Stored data
-*-

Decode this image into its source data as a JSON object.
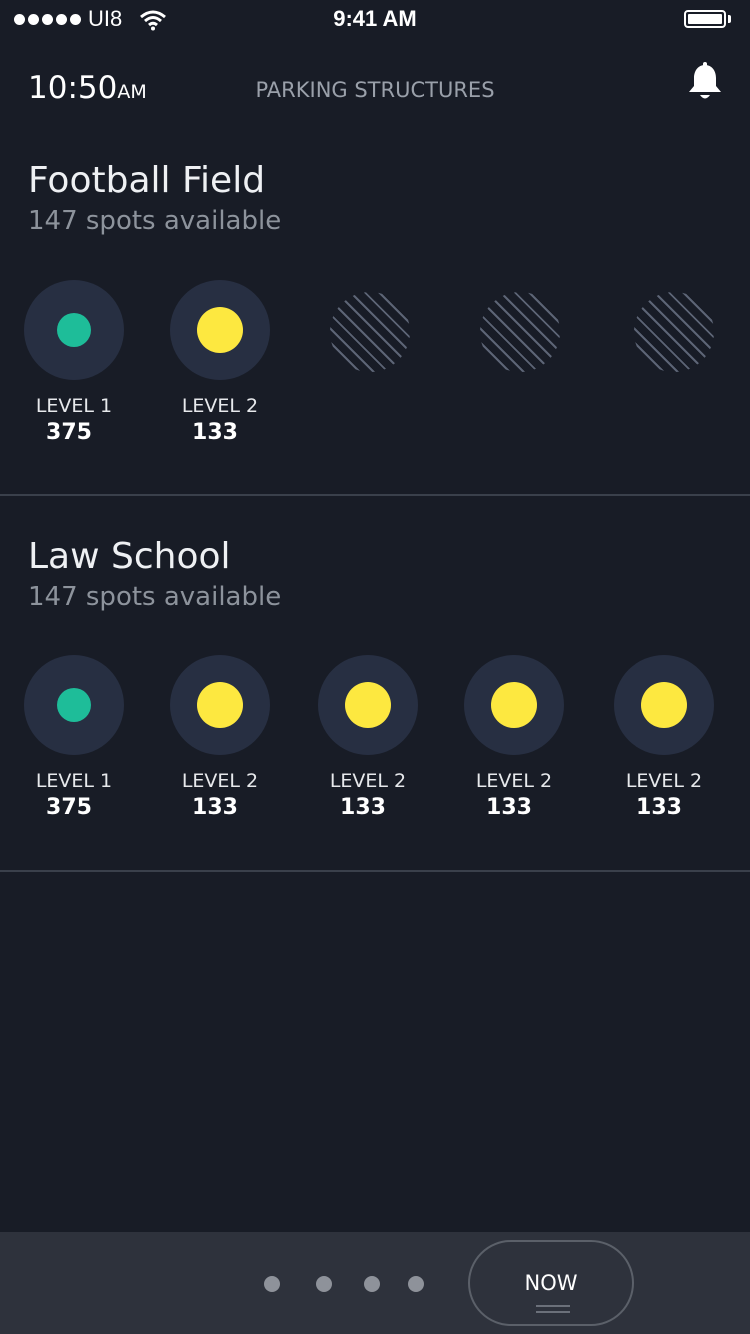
{
  "status_bar": {
    "carrier": "UI8",
    "time": "9:41 AM"
  },
  "header": {
    "time": "10:50",
    "ampm": "AM",
    "title": "PARKING STRUCTURES"
  },
  "sections": [
    {
      "name": "Football Field",
      "subtitle": "147 spots available",
      "levels": [
        {
          "label": "LEVEL 1",
          "count": "375",
          "status": "green"
        },
        {
          "label": "LEVEL 2",
          "count": "133",
          "status": "yellow"
        }
      ],
      "unavailable_count": 3
    },
    {
      "name": "Law School",
      "subtitle": "147 spots available",
      "levels": [
        {
          "label": "LEVEL 1",
          "count": "375",
          "status": "green"
        },
        {
          "label": "LEVEL 2",
          "count": "133",
          "status": "yellow"
        },
        {
          "label": "LEVEL 2",
          "count": "133",
          "status": "yellow"
        },
        {
          "label": "LEVEL 2",
          "count": "133",
          "status": "yellow"
        },
        {
          "label": "LEVEL 2",
          "count": "133",
          "status": "yellow"
        }
      ]
    }
  ],
  "bottom_bar": {
    "page_count": 4,
    "now_label": "NOW"
  },
  "colors": {
    "background": "#181c26",
    "available_green": "#1ebd99",
    "limited_yellow": "#fde840",
    "ring": "#272f42"
  }
}
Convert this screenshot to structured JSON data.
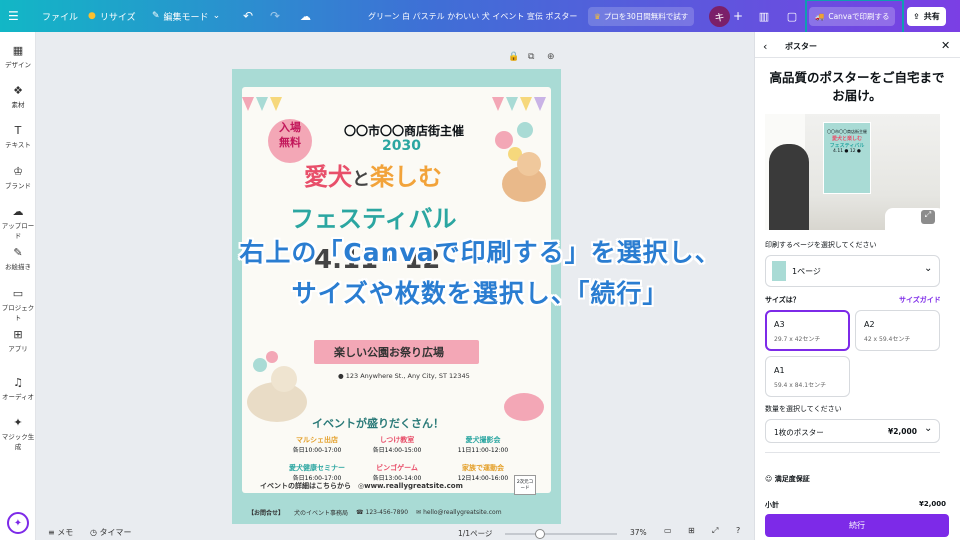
{
  "topbar": {
    "file": "ファイル",
    "resize": "リサイズ",
    "edit_mode": "編集モード",
    "doc_title": "グリーン 白 パステル かわいい 犬 イベント 宣伝 ポスター",
    "pro_trial": "プロを30日間無料で試す",
    "avatar_letter": "キ",
    "print_button": "Canvaで印刷する",
    "share": "共有"
  },
  "sidebar": [
    {
      "label": "デザイン",
      "icon": "layout-icon"
    },
    {
      "label": "素材",
      "icon": "elements-icon"
    },
    {
      "label": "テキスト",
      "icon": "text-icon"
    },
    {
      "label": "ブランド",
      "icon": "brand-icon"
    },
    {
      "label": "アップロード",
      "icon": "upload-icon"
    },
    {
      "label": "お絵描き",
      "icon": "draw-icon"
    },
    {
      "label": "プロジェクト",
      "icon": "folder-icon"
    },
    {
      "label": "アプリ",
      "icon": "apps-icon"
    },
    {
      "label": "オーディオ",
      "icon": "audio-icon"
    },
    {
      "label": "マジック生成",
      "icon": "magic-icon"
    }
  ],
  "poster": {
    "badge_top": "入場",
    "badge_bottom": "無料",
    "organizer": "〇〇市〇〇商店街主催",
    "year": "2030",
    "title_a": "愛犬",
    "title_b": "と",
    "title_c": "楽しむ",
    "title2": "フェスティバル",
    "date": "4.11・12",
    "venue": "楽しい公園お祭り広場",
    "address": "123 Anywhere St., Any City, ST 12345",
    "events_heading": "イベントが盛りだくさん！",
    "events": [
      {
        "name": "マルシェ出店",
        "time": "各日10:00-17:00",
        "color": "#e4a02a"
      },
      {
        "name": "しつけ教室",
        "time": "各日14:00-15:00",
        "color": "#e84f6a"
      },
      {
        "name": "愛犬撮影会",
        "time": "11日11:00-12:00",
        "color": "#2ba6a1"
      },
      {
        "name": "愛犬健康セミナー",
        "time": "各日16:00-17:00",
        "color": "#2ba6a1"
      },
      {
        "name": "ビンゴゲーム",
        "time": "各日13:00-14:00",
        "color": "#e84f6a"
      },
      {
        "name": "家族で運動会",
        "time": "12日14:00-16:00",
        "color": "#e4a02a"
      }
    ],
    "details": "イベントの詳細はこちらから",
    "website": "www.reallygreatsite.com",
    "qr": "2次元コード",
    "contact_label": "【お問合せ】",
    "contact_org": "犬のイベント事務局",
    "phone": "123-456-7890",
    "email": "hello@reallygreatsite.com"
  },
  "overlay": {
    "line1": "右上の「Canvaで印刷する」を選択し、",
    "line2": "サイズや枚数を選択し、「続行」"
  },
  "bottombar": {
    "notes": "メモ",
    "timer": "タイマー",
    "pages": "1/1ページ",
    "zoom": "37%"
  },
  "panel": {
    "tab": "ポスター",
    "headline": "高品質のポスターをご自宅までお届け。",
    "preview_lines": [
      "〇〇市〇〇商店街主催",
      "愛犬と楽しむ",
      "フェスティバル",
      "4.11 ● 12 ●"
    ],
    "page_select_label": "印刷するページを選択してください",
    "page_select_value": "1ページ",
    "size_label": "サイズは？",
    "size_guide": "サイズガイド",
    "sizes": [
      {
        "name": "A3",
        "dims": "29.7 x 42センチ",
        "selected": true
      },
      {
        "name": "A2",
        "dims": "42 x 59.4センチ",
        "selected": false
      },
      {
        "name": "A1",
        "dims": "59.4 x 84.1センチ",
        "selected": false
      }
    ],
    "qty_label": "数量を選択してください",
    "qty_value": "1枚のポスター",
    "qty_price": "¥2,000",
    "guarantee": "満足度保証",
    "subtotal_label": "小計",
    "subtotal_value": "¥2,000",
    "continue": "続行"
  },
  "colors": {
    "accent": "#7d2ae8",
    "print_highlight": "#0e9fb0",
    "poster_teal": "#a9dbd5",
    "pink": "#f3a7b6",
    "title_orange": "#f2a33a"
  }
}
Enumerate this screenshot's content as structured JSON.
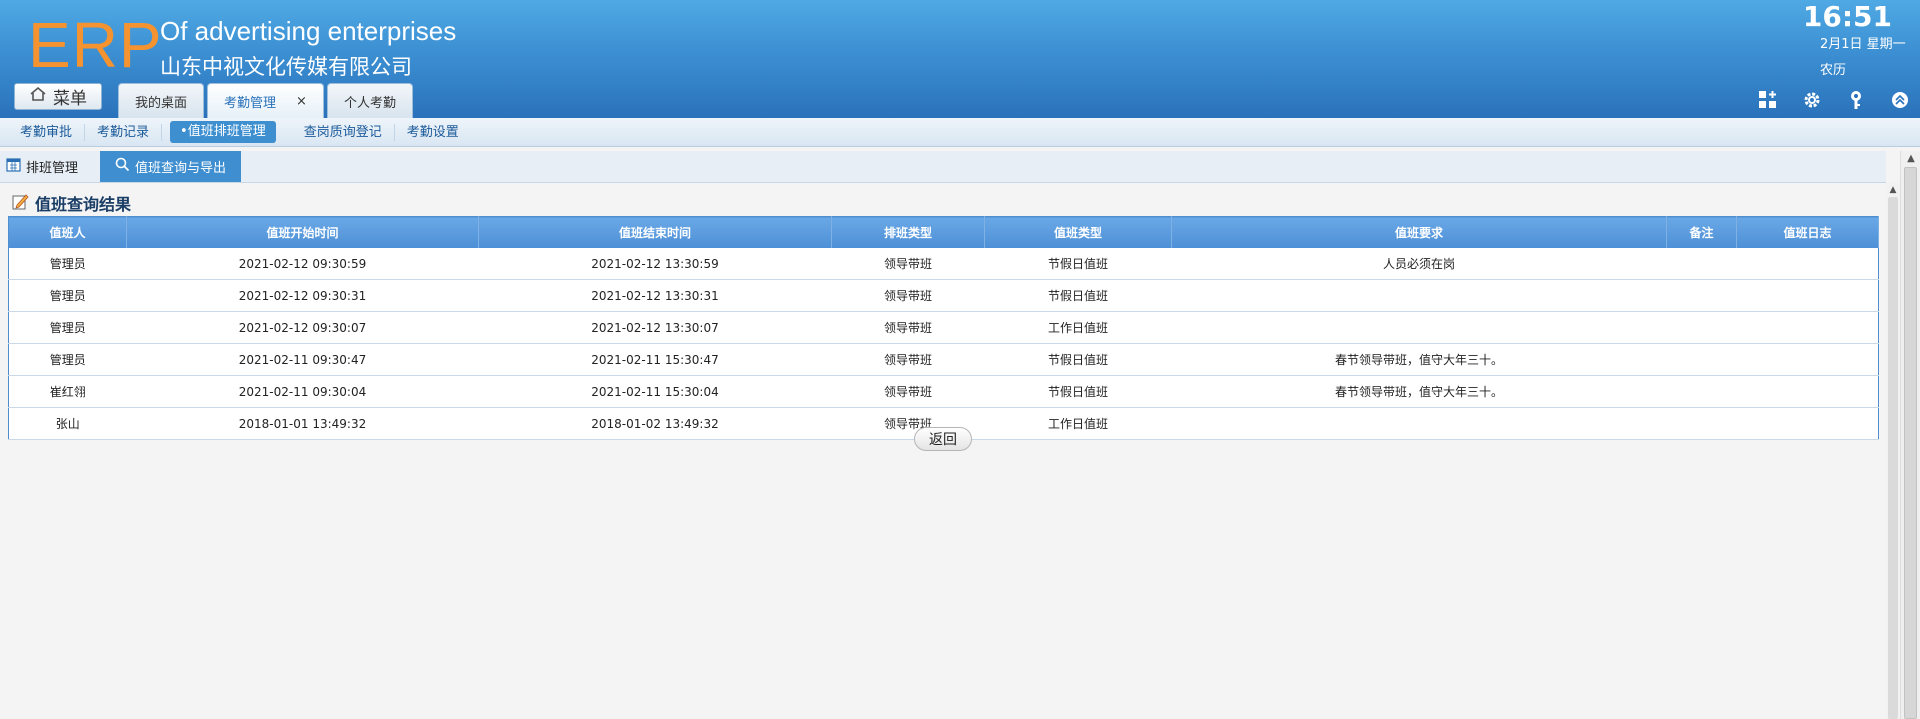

-*-

Each record should be quoted exactly, with the images omitted.

Decode this image into its source data as a JSON object.
{
  "status_bar": {
    "carrier": "UI8",
    "time": "9:41 AM"
  },
  "header": {
    "time": "10:50",
    "ampm": "AM",
    "title": "PARKING STRUCTURES"
  },
  "sections": [
    {
      "name": "Football Field",
      "subtitle": "147 spots available",
      "levels": [
        {
          "label": "LEVEL 1",
          "count": "375",
          "status": "green"
        },
        {
          "label": "LEVEL 2",
          "count": "133",
          "status": "yellow"
        }
      ],
      "unavailable_count": 3
    },
    {
      "name": "Law School",
      "subtitle": "147 spots available",
      "levels": [
        {
          "label": "LEVEL 1",
          "count": "375",
          "status": "green"
        },
        {
          "label": "LEVEL 2",
          "count": "133",
          "status": "yellow"
        },
        {
          "label": "LEVEL 2",
          "count": "133",
          "status": "yellow"
        },
        {
          "label": "LEVEL 2",
          "count": "133",
          "status": "yellow"
        },
        {
          "label": "LEVEL 2",
          "count": "133",
          "status": "yellow"
        }
      ]
    }
  ],
  "bottom_bar": {
    "page_count": 4,
    "now_label": "NOW"
  },
  "colors": {
    "background": "#181c26",
    "available_green": "#1ebd99",
    "limited_yellow": "#fde840",
    "ring": "#272f42"
  }
}
Convert this screenshot to structured JSON data.
{
  "topbar": {
    "file": "ファイル",
    "resize": "リサイズ",
    "edit_mode": "編集モード",
    "doc_title": "グリーン 白 パステル かわいい 犬 イベント 宣伝 ポスター",
    "pro_trial": "プロを30日間無料で試す",
    "avatar_letter": "キ",
    "print_button": "Canvaで印刷する",
    "share": "共有"
  },
  "sidebar": [
    {
      "label": "デザイン",
      "icon": "layout-icon"
    },
    {
      "label": "素材",
      "icon": "elements-icon"
    },
    {
      "label": "テキスト",
      "icon": "text-icon"
    },
    {
      "label": "ブランド",
      "icon": "brand-icon"
    },
    {
      "label": "アップロード",
      "icon": "upload-icon"
    },
    {
      "label": "お絵描き",
      "icon": "draw-icon"
    },
    {
      "label": "プロジェクト",
      "icon": "folder-icon"
    },
    {
      "label": "アプリ",
      "icon": "apps-icon"
    },
    {
      "label": "オーディオ",
      "icon": "audio-icon"
    },
    {
      "label": "マジック生成",
      "icon": "magic-icon"
    }
  ],
  "poster": {
    "badge_top": "入場",
    "badge_bottom": "無料",
    "organizer": "〇〇市〇〇商店街主催",
    "year": "2030",
    "title_a": "愛犬",
    "title_b": "と",
    "title_c": "楽しむ",
    "title2": "フェスティバル",
    "date": "4.11・12",
    "venue": "楽しい公園お祭り広場",
    "address": "123 Anywhere St., Any City, ST 12345",
    "events_heading": "イベントが盛りだくさん！",
    "events": [
      {
        "name": "マルシェ出店",
        "time": "各日10:00-17:00",
        "color": "#e4a02a"
      },
      {
        "name": "しつけ教室",
        "time": "各日14:00-15:00",
        "color": "#e84f6a"
      },
      {
        "name": "愛犬撮影会",
        "time": "11日11:00-12:00",
        "color": "#2ba6a1"
      },
      {
        "name": "愛犬健康セミナー",
        "time": "各日16:00-17:00",
        "color": "#2ba6a1"
      },
      {
        "name": "ビンゴゲーム",
        "time": "各日13:00-14:00",
        "color": "#e84f6a"
      },
      {
        "name": "家族で運動会",
        "time": "12日14:00-16:00",
        "color": "#e4a02a"
      }
    ],
    "details": "イベントの詳細はこちらから",
    "website": "www.reallygreatsite.com",
    "qr": "2次元コード",
    "contact_label": "【お問合せ】",
    "contact_org": "犬のイベント事務局",
    "phone": "123-456-7890",
    "email": "hello@reallygreatsite.com"
  },
  "overlay": {
    "line1": "右上の「Canvaで印刷する」を選択し、",
    "line2": "サイズや枚数を選択し、「続行」"
  },
  "bottombar": {
    "notes": "メモ",
    "timer": "タイマー",
    "pages": "1/1ページ",
    "zoom": "37%"
  },
  "panel": {
    "tab": "ポスター",
    "headline": "高品質のポスターをご自宅までお届け。",
    "preview_lines": [
      "〇〇市〇〇商店街主催",
      "愛犬と楽しむ",
      "フェスティバル",
      "4.11 ● 12 ●"
    ],
    "page_select_label": "印刷するページを選択してください",
    "page_select_value": "1ページ",
    "size_label": "サイズは？",
    "size_guide": "サイズガイド",
    "sizes": [
      {
        "name": "A3",
        "dims": "29.7 x 42センチ",
        "selected": true
      },
      {
        "name": "A2",
        "dims": "42 x 59.4センチ",
        "selected": false
      },
      {
        "name": "A1",
        "dims": "59.4 x 84.1センチ",
        "selected": false
      }
    ],
    "qty_label": "数量を選択してください",
    "qty_value": "1枚のポスター",
    "qty_price": "¥2,000",
    "guarantee": "満足度保証",
    "subtotal_label": "小計",
    "subtotal_value": "¥2,000",
    "continue": "続行"
  },
  "colors": {
    "accent": "#7d2ae8",
    "print_highlight": "#0e9fb0",
    "poster_teal": "#a9dbd5",
    "pink": "#f3a7b6",
    "title_orange": "#f2a33a"
  }
}
Enumerate this screenshot's content as structured JSON.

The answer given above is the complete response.